* BEGIN Data for the task *

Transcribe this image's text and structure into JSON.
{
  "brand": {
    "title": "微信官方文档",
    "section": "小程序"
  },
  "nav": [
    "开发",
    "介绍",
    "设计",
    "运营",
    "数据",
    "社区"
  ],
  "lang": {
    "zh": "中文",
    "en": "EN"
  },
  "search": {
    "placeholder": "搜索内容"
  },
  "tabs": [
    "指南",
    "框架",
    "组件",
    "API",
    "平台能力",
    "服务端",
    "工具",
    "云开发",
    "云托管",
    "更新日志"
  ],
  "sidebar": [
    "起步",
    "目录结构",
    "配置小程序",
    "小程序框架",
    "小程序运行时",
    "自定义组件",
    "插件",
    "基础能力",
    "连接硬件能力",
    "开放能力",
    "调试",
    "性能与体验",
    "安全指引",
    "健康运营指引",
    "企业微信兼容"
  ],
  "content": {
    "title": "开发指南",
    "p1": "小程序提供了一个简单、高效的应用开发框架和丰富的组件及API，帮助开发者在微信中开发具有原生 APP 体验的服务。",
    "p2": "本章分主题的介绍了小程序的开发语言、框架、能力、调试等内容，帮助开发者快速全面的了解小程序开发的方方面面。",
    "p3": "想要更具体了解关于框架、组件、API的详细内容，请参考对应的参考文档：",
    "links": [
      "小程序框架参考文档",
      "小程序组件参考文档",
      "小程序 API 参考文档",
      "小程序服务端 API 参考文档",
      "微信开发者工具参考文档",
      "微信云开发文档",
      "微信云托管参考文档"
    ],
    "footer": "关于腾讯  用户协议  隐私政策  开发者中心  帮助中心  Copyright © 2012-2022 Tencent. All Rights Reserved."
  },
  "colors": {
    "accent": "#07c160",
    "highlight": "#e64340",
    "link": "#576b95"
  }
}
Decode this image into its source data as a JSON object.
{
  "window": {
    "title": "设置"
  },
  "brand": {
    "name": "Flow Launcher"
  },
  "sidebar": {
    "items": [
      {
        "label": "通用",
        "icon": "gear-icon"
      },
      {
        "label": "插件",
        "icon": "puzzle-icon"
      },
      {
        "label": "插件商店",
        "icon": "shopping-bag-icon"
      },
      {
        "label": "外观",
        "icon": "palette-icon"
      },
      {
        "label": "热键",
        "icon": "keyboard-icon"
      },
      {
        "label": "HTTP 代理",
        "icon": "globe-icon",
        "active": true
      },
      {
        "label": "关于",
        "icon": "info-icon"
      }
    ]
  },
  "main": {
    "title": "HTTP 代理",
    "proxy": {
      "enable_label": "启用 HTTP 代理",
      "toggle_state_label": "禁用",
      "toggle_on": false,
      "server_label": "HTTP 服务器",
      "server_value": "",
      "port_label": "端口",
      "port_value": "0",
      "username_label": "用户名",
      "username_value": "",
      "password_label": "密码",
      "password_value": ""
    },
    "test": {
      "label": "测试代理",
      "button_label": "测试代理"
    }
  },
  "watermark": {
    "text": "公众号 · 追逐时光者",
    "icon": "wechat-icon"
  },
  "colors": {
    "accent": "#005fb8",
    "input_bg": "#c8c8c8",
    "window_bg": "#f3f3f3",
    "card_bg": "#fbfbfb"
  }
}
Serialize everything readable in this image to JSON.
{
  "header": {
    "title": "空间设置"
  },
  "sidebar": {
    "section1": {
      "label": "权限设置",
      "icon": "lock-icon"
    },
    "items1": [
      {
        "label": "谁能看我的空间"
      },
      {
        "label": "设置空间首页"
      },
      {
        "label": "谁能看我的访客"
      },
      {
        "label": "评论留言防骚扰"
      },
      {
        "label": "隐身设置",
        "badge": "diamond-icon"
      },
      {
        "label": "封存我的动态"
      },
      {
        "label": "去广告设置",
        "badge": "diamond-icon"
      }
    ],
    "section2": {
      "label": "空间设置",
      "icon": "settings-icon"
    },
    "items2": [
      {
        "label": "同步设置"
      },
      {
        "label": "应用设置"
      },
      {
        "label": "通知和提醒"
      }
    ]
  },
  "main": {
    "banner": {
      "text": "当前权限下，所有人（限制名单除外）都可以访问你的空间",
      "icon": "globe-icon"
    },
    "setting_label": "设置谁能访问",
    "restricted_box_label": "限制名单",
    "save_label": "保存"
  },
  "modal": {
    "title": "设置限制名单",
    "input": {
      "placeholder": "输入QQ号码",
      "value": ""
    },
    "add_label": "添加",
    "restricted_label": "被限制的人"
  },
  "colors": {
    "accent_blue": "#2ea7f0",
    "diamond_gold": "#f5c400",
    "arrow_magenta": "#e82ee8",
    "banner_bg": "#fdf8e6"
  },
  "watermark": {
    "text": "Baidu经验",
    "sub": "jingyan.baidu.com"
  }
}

* END Data for the task *

== Stated problem ==
Return all the data exactly as given.

== Result ==
Transcribe this image's text and structure into JSON.
{
  "brand": {
    "title": "微信官方文档",
    "section": "小程序"
  },
  "nav": [
    "开发",
    "介绍",
    "设计",
    "运营",
    "数据",
    "社区"
  ],
  "lang": {
    "zh": "中文",
    "en": "EN"
  },
  "search": {
    "placeholder": "搜索内容"
  },
  "tabs": [
    "指南",
    "框架",
    "组件",
    "API",
    "平台能力",
    "服务端",
    "工具",
    "云开发",
    "云托管",
    "更新日志"
  ],
  "sidebar": [
    "起步",
    "目录结构",
    "配置小程序",
    "小程序框架",
    "小程序运行时",
    "自定义组件",
    "插件",
    "基础能力",
    "连接硬件能力",
    "开放能力",
    "调试",
    "性能与体验",
    "安全指引",
    "健康运营指引",
    "企业微信兼容"
  ],
  "content": {
    "title": "开发指南",
    "p1": "小程序提供了一个简单、高效的应用开发框架和丰富的组件及API，帮助开发者在微信中开发具有原生 APP 体验的服务。",
    "p2": "本章分主题的介绍了小程序的开发语言、框架、能力、调试等内容，帮助开发者快速全面的了解小程序开发的方方面面。",
    "p3": "想要更具体了解关于框架、组件、API的详细内容，请参考对应的参考文档：",
    "links": [
      "小程序框架参考文档",
      "小程序组件参考文档",
      "小程序 API 参考文档",
      "小程序服务端 API 参考文档",
      "微信开发者工具参考文档",
      "微信云开发文档",
      "微信云托管参考文档"
    ],
    "footer": "关于腾讯  用户协议  隐私政策  开发者中心  帮助中心  Copyright © 2012-2022 Tencent. All Rights Reserved."
  },
  "colors": {
    "accent": "#07c160",
    "highlight": "#e64340",
    "link": "#576b95"
  }
}
Decode this image into its source data as a JSON object.
{
  "window": {
    "title": "设置"
  },
  "brand": {
    "name": "Flow Launcher"
  },
  "sidebar": {
    "items": [
      {
        "label": "通用",
        "icon": "gear-icon"
      },
      {
        "label": "插件",
        "icon": "puzzle-icon"
      },
      {
        "label": "插件商店",
        "icon": "shopping-bag-icon"
      },
      {
        "label": "外观",
        "icon": "palette-icon"
      },
      {
        "label": "热键",
        "icon": "keyboard-icon"
      },
      {
        "label": "HTTP 代理",
        "icon": "globe-icon",
        "active": true
      },
      {
        "label": "关于",
        "icon": "info-icon"
      }
    ]
  },
  "main": {
    "title": "HTTP 代理",
    "proxy": {
      "enable_label": "启用 HTTP 代理",
      "toggle_state_label": "禁用",
      "toggle_on": false,
      "server_label": "HTTP 服务器",
      "server_value": "",
      "port_label": "端口",
      "port_value": "0",
      "username_label": "用户名",
      "username_value": "",
      "password_label": "密码",
      "password_value": ""
    },
    "test": {
      "label": "测试代理",
      "button_label": "测试代理"
    }
  },
  "watermark": {
    "text": "公众号 · 追逐时光者",
    "icon": "wechat-icon"
  },
  "colors": {
    "accent": "#005fb8",
    "input_bg": "#c8c8c8",
    "window_bg": "#f3f3f3",
    "card_bg": "#fbfbfb"
  }
}
Serialize everything readable in this image to JSON.
{
  "header": {
    "title": "空间设置"
  },
  "sidebar": {
    "section1": {
      "label": "权限设置",
      "icon": "lock-icon"
    },
    "items1": [
      {
        "label": "谁能看我的空间"
      },
      {
        "label": "设置空间首页"
      },
      {
        "label": "谁能看我的访客"
      },
      {
        "label": "评论留言防骚扰"
      },
      {
        "label": "隐身设置",
        "badge": "diamond-icon"
      },
      {
        "label": "封存我的动态"
      },
      {
        "label": "去广告设置",
        "badge": "diamond-icon"
      }
    ],
    "section2": {
      "label": "空间设置",
      "icon": "settings-icon"
    },
    "items2": [
      {
        "label": "同步设置"
      },
      {
        "label": "应用设置"
      },
      {
        "label": "通知和提醒"
      }
    ]
  },
  "main": {
    "banner": {
      "text": "当前权限下，所有人（限制名单除外）都可以访问你的空间",
      "icon": "globe-icon"
    },
    "setting_label": "设置谁能访问",
    "restricted_box_label": "限制名单",
    "save_label": "保存"
  },
  "modal": {
    "title": "设置限制名单",
    "input": {
      "placeholder": "输入QQ号码",
      "value": ""
    },
    "add_label": "添加",
    "restricted_label": "被限制的人"
  },
  "colors": {
    "accent_blue": "#2ea7f0",
    "diamond_gold": "#f5c400",
    "arrow_magenta": "#e82ee8",
    "banner_bg": "#fdf8e6"
  },
  "watermark": {
    "text": "Baidu经验",
    "sub": "jingyan.baidu.com"
  }
}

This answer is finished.